> _Written request_: Pull out every line of the data below that contains the word "elements".

> _Data to process_:
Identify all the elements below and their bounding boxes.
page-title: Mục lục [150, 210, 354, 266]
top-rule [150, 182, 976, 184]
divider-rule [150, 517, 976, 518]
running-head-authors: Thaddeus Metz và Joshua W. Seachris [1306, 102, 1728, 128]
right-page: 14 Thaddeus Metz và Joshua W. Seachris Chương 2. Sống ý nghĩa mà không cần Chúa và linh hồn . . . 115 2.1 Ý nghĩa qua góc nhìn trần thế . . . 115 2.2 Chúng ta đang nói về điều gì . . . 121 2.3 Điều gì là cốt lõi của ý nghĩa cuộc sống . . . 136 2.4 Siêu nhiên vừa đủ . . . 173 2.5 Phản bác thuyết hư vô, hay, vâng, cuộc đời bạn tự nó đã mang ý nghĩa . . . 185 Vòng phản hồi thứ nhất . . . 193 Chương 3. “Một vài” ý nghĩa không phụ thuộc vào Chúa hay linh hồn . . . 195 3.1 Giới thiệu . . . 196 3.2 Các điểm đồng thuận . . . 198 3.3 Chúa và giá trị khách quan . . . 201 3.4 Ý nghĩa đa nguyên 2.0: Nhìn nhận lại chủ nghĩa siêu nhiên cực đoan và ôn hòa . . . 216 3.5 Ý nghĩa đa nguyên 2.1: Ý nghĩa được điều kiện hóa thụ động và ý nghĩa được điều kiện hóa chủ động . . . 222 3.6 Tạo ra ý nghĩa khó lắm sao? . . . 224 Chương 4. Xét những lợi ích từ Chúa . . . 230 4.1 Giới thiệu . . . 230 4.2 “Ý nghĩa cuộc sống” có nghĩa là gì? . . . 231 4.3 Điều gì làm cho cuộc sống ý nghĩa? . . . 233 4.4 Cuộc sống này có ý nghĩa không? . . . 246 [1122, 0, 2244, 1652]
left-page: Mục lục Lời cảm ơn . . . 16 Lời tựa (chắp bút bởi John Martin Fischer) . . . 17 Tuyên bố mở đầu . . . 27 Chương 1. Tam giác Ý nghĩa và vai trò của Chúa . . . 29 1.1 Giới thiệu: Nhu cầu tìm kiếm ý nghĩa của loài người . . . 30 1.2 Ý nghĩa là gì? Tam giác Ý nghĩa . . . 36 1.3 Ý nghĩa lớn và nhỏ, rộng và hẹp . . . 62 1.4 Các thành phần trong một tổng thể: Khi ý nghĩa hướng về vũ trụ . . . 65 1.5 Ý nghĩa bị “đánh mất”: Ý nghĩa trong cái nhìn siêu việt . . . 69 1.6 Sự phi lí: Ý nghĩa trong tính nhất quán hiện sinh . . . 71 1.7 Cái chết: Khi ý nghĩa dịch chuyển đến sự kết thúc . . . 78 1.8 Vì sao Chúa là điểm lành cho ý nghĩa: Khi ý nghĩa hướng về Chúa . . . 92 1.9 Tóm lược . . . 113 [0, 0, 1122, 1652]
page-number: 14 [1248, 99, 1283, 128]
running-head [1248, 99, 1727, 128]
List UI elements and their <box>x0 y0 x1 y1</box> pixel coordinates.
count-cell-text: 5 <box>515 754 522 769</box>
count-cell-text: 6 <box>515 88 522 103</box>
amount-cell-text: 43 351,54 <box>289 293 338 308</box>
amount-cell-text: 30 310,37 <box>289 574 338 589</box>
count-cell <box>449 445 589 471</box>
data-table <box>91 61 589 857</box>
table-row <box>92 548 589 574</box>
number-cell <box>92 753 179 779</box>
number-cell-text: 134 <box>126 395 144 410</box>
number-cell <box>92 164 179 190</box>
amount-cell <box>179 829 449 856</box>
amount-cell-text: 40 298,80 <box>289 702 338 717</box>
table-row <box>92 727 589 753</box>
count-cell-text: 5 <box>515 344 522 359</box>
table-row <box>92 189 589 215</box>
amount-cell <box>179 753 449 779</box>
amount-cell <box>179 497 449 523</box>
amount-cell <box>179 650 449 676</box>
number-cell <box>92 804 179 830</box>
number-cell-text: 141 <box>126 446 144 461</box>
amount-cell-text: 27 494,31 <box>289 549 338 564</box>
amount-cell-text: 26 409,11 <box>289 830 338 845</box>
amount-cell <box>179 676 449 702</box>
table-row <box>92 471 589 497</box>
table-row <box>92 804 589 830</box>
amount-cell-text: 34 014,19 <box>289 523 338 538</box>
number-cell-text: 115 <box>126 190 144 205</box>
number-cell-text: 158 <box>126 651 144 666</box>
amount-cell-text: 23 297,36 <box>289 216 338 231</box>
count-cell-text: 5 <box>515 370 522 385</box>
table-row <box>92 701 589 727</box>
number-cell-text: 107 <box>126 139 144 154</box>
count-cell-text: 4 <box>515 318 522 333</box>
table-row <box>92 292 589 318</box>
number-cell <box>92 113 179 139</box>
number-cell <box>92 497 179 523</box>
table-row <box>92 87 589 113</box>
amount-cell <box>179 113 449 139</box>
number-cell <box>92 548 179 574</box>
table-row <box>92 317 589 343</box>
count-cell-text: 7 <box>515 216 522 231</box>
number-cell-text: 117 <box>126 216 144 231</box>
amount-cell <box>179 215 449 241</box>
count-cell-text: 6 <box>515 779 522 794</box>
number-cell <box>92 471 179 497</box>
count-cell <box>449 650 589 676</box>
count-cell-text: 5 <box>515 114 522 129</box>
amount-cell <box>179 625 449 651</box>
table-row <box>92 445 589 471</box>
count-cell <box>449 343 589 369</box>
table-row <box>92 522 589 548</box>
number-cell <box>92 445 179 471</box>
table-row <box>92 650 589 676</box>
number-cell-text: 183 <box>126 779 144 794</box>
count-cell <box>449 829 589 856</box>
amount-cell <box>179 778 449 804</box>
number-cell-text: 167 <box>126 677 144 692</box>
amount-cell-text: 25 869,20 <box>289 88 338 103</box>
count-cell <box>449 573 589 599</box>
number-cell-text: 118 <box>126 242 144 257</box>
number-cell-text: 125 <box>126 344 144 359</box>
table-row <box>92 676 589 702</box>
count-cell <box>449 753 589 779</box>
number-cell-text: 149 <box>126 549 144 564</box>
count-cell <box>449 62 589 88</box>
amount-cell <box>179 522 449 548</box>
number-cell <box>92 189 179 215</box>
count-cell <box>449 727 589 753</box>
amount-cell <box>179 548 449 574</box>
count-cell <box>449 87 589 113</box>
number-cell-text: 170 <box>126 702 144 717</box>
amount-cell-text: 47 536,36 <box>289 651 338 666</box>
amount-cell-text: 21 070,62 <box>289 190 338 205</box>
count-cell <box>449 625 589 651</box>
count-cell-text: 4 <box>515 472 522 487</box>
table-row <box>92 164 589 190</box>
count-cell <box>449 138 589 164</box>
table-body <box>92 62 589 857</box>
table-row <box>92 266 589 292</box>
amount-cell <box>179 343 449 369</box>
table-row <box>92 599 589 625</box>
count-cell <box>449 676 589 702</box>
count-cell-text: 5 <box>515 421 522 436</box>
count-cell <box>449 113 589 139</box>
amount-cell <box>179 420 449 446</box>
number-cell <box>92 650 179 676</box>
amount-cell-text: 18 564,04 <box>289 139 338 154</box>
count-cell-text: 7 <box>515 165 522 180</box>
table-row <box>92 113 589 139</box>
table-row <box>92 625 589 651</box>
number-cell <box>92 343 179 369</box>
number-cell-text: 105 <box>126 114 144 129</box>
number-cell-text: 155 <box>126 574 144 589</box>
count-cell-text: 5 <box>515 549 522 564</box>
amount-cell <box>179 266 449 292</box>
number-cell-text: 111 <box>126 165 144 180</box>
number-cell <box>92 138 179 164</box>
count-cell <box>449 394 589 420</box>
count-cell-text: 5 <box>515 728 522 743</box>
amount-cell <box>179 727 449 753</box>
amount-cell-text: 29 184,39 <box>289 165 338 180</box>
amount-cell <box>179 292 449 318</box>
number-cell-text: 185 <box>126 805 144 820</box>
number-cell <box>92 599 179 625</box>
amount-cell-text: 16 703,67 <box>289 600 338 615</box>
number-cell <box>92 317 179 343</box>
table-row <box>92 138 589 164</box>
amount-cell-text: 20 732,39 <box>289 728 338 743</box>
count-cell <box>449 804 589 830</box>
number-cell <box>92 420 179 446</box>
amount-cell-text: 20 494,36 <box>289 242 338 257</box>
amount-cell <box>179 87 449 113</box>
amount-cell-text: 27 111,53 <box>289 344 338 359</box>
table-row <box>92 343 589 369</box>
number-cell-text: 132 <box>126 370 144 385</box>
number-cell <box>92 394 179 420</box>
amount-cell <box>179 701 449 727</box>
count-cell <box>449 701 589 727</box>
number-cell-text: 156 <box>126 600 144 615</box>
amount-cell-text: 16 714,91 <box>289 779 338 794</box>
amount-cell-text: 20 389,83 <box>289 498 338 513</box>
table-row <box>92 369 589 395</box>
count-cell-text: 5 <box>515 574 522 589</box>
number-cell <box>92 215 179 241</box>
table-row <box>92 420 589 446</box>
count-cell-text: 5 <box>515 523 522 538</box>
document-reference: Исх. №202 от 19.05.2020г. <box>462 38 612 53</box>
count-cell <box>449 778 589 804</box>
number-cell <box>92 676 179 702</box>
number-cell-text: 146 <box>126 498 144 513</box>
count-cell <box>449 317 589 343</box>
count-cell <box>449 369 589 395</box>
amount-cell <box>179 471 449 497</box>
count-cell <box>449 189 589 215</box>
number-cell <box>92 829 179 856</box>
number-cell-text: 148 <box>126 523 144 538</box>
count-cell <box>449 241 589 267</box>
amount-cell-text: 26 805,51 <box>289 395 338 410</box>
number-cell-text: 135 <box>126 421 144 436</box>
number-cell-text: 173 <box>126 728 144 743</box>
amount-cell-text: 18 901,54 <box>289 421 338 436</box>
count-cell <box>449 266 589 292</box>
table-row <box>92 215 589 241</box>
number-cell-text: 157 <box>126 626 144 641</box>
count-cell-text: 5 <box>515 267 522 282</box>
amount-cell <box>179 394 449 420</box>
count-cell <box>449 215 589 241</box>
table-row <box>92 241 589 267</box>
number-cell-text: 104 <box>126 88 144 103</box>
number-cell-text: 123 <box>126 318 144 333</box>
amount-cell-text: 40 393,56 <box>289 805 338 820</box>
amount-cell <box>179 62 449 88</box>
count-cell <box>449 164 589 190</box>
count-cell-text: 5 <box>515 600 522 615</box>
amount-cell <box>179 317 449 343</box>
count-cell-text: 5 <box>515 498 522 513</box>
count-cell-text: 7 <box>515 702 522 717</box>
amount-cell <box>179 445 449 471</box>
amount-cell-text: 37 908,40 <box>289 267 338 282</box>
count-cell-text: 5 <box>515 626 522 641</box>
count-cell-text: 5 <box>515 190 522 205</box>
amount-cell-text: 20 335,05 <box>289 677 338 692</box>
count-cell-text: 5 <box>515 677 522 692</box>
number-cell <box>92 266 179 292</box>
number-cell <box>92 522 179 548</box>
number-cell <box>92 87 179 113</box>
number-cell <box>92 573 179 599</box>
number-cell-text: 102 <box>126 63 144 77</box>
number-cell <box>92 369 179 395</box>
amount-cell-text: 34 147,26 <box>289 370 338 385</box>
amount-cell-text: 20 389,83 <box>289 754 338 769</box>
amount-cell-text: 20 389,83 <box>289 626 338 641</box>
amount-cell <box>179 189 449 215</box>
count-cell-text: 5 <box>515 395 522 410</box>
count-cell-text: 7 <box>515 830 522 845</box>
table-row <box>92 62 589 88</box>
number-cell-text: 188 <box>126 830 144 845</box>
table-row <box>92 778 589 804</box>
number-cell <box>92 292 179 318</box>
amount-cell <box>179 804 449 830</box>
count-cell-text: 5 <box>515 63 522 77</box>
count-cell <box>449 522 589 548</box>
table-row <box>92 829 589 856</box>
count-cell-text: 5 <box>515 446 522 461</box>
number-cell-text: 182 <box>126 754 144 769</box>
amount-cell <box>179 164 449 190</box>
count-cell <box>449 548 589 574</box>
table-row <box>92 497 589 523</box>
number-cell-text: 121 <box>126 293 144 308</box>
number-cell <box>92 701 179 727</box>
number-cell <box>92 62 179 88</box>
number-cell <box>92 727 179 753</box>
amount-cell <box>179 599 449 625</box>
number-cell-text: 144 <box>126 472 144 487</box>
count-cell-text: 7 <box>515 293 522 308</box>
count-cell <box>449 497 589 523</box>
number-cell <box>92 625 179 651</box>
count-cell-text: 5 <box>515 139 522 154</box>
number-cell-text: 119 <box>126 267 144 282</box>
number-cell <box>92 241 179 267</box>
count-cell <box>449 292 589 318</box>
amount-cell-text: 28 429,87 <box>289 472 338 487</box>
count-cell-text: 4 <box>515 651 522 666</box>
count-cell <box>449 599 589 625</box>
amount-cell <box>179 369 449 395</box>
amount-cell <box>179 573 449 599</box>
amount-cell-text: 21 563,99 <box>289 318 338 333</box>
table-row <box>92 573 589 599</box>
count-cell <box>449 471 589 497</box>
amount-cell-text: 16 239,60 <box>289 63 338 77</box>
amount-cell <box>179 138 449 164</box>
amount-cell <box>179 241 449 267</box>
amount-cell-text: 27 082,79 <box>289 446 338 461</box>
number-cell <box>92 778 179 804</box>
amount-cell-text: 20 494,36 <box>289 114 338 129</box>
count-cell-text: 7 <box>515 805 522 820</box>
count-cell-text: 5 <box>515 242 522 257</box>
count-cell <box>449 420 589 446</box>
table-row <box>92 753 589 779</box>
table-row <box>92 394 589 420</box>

> _Result for this task_:
Identify all the elements below and their bounding boxes.
List UI elements and their <box>x0 y0 x1 y1</box> pixel coordinates.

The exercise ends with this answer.